**Task goal**: All of the material below is to be repeated exactly.

-- START Material provided --

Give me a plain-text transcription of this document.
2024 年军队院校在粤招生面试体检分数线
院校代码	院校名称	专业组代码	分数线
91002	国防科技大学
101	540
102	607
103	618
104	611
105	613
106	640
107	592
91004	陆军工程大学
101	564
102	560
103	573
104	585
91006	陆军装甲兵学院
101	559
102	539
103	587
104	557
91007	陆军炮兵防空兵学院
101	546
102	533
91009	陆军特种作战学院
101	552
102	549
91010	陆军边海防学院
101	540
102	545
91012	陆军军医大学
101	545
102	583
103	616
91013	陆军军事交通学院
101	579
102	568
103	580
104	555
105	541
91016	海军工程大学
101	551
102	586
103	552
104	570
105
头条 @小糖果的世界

-- END Material provided --

**Solution for this task**:
Give me a plain-text transcription of this document.
2024 年军队院校在粤招生面试体检分数线
院校代码	院校名称	专业组代码	分数线
91002	国防科技大学
101	540
102	607
103	618
104	611
105	613
106	640
107	592
91004	陆军工程大学
101	564
102	560
103	573
104	585
91006	陆军装甲兵学院
101	559
102	539
103	587
104	557
91007	陆军炮兵防空兵学院
101	546
102	533
91009	陆军特种作战学院
101	552
102	549
91010	陆军边海防学院
101	540
102	545
91012	陆军军医大学
101	545
102	583
103	616
91013	陆军军事交通学院
101	579
102	568
103	580
104	555
105	541
91016	海军工程大学
101	551
102	586
103	552
104	570
105
头条 @小糖果的世界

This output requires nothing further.